Scan the lines below for the word "Logos". Copy each line you find it in.

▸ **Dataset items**
────────

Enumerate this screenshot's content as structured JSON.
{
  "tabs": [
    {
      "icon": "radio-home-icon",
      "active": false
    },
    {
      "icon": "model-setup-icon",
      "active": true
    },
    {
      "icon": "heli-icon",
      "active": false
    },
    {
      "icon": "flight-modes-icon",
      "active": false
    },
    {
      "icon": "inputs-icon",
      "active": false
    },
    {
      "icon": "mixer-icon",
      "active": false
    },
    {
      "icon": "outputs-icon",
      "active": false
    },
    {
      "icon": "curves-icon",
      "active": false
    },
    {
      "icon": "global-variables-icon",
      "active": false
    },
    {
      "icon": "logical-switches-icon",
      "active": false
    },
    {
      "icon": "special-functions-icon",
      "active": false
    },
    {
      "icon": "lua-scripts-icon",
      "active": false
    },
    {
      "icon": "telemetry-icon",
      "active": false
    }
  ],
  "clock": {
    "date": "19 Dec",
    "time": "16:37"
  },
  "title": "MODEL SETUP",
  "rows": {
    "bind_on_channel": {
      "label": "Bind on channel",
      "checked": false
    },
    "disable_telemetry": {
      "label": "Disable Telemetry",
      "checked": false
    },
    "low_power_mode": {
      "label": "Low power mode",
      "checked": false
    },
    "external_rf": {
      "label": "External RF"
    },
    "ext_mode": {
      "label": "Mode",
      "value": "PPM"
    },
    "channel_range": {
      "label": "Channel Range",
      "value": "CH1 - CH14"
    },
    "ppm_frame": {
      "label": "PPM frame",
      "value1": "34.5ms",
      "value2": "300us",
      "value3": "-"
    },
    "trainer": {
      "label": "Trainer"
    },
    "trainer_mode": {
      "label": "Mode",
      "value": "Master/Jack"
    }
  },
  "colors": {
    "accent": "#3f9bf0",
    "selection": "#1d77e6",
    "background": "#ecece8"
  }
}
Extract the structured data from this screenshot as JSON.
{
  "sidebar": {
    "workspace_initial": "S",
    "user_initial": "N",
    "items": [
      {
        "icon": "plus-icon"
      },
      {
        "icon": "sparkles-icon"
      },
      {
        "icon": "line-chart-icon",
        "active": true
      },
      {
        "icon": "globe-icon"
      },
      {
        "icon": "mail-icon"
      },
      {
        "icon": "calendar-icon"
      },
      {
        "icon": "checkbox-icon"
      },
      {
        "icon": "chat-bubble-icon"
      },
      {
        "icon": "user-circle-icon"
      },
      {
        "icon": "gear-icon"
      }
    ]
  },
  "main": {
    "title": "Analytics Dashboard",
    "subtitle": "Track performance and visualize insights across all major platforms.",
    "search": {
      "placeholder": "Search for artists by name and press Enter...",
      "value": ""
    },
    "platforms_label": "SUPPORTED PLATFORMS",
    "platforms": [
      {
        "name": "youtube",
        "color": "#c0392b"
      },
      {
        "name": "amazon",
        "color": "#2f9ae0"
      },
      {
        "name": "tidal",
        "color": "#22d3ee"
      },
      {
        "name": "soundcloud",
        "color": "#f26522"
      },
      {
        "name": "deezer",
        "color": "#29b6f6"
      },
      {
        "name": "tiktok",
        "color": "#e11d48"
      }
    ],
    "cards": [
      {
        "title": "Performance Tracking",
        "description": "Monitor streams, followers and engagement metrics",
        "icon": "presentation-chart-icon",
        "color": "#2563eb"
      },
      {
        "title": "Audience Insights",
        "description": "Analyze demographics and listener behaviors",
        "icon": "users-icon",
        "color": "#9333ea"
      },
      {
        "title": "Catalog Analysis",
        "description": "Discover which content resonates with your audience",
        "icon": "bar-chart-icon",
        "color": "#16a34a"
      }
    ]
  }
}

────────

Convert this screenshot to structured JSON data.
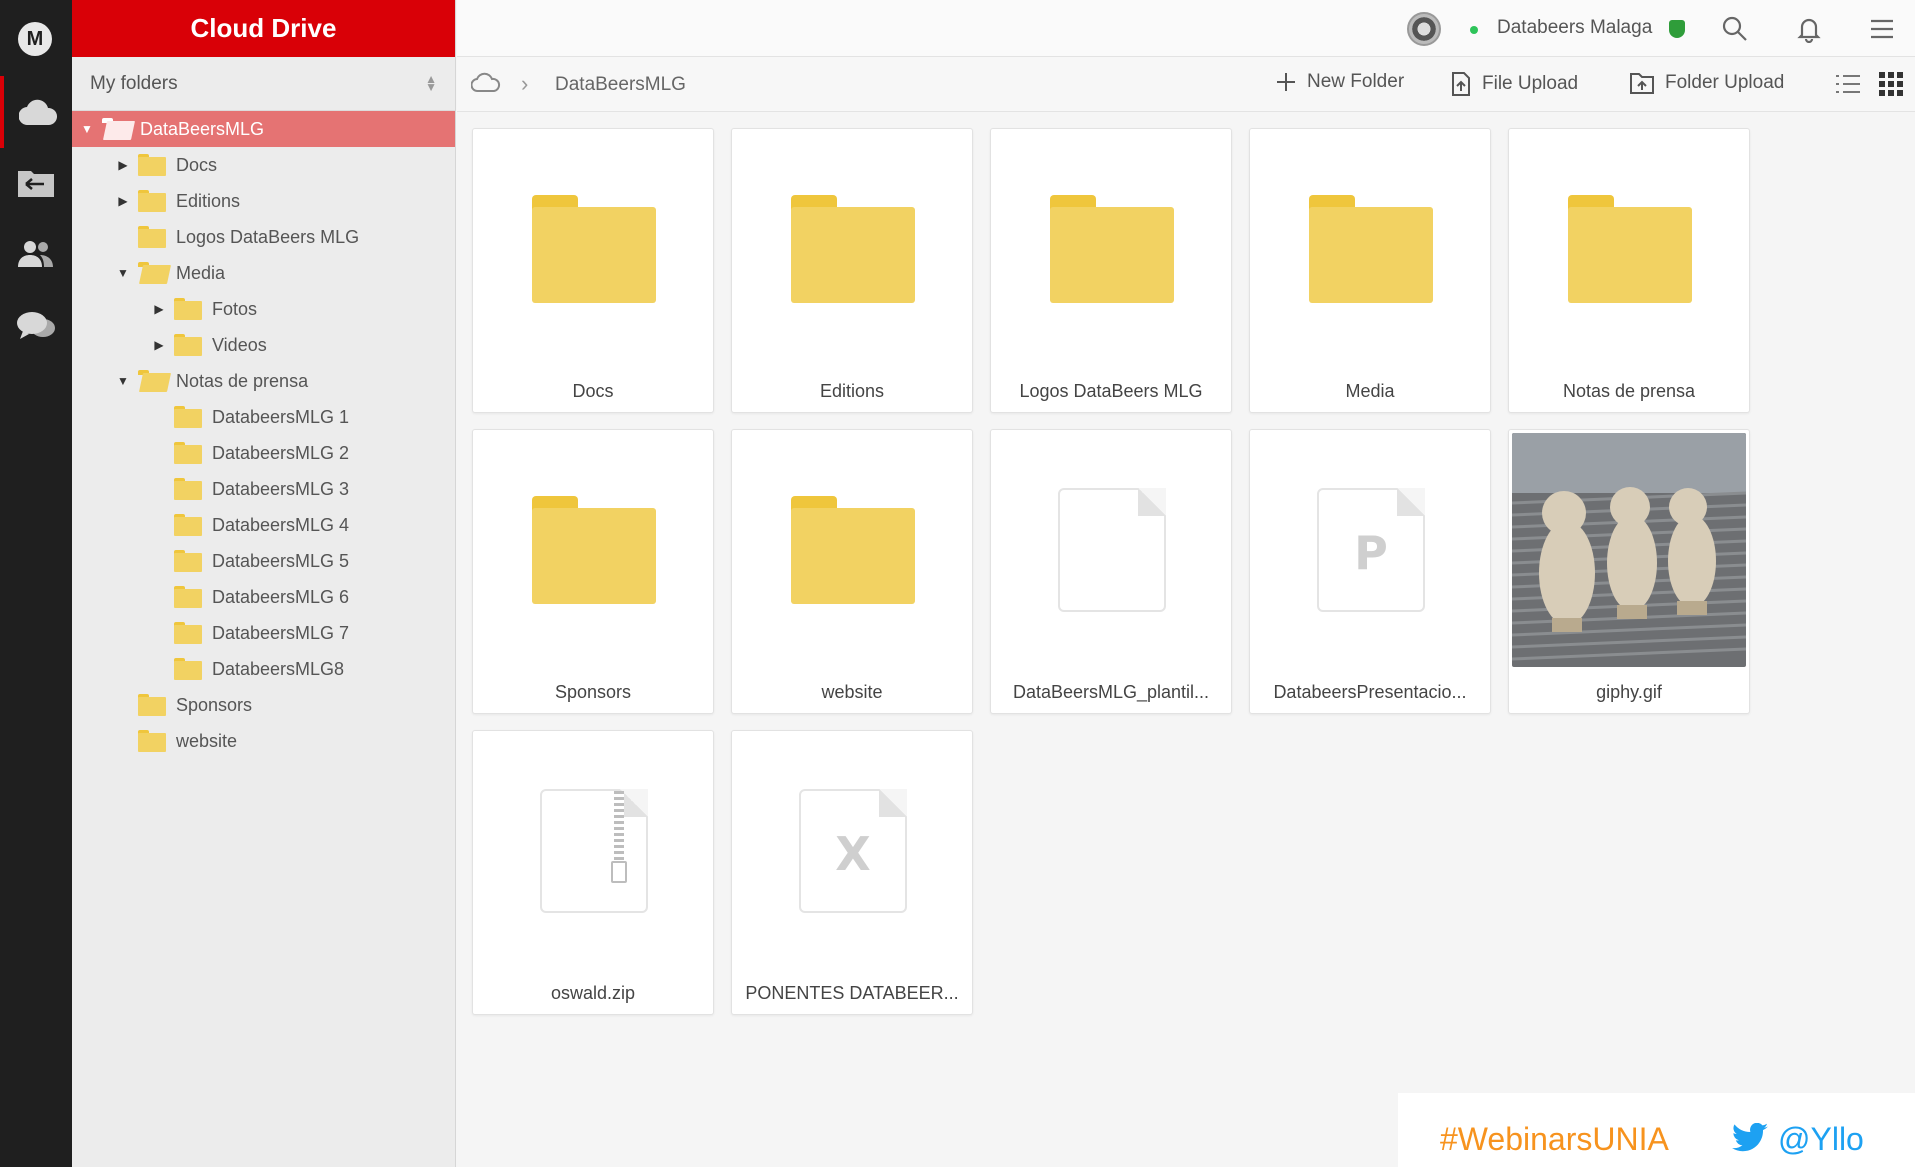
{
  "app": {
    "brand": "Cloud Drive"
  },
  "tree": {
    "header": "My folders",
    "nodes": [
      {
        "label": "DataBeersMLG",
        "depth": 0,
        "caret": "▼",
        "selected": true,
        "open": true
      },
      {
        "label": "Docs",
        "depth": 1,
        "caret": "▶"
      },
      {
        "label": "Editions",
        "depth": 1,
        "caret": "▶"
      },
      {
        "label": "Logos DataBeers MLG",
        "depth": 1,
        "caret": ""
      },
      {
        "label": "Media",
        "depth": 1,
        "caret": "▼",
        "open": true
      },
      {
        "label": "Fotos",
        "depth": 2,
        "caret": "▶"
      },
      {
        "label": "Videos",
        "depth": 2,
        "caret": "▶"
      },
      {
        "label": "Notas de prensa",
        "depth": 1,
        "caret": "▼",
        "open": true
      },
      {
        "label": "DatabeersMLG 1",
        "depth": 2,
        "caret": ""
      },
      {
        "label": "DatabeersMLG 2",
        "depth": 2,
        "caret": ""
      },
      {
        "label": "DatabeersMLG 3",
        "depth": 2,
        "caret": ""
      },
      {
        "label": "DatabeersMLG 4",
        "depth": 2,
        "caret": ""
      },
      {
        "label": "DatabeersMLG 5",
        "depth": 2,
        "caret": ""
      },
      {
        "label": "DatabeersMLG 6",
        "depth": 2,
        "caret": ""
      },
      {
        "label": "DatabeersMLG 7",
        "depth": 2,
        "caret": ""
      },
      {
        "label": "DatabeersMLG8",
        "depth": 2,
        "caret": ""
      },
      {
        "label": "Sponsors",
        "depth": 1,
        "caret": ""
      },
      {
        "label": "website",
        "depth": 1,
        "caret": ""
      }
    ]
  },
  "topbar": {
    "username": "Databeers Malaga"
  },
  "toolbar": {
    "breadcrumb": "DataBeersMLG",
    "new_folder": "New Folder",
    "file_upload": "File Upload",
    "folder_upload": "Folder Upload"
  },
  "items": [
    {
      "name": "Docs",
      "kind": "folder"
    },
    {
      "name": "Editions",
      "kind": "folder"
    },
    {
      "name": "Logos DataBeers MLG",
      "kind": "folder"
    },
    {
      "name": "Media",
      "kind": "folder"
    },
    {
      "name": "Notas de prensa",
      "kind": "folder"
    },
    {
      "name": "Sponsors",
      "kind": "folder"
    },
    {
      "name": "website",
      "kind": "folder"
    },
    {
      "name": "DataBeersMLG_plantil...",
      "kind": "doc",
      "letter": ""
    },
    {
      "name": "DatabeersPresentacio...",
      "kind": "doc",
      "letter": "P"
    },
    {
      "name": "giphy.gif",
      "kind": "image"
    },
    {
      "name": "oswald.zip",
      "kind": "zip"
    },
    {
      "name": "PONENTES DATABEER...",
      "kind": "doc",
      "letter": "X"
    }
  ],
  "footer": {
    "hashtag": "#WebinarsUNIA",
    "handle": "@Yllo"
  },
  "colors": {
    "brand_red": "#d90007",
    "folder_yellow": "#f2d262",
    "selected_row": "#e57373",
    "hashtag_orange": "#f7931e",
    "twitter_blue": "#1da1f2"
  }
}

────────

▸ **RESPONSE**
        "label": "Logos DataBeers MLG",
      "name": "Logos DataBeers MLG",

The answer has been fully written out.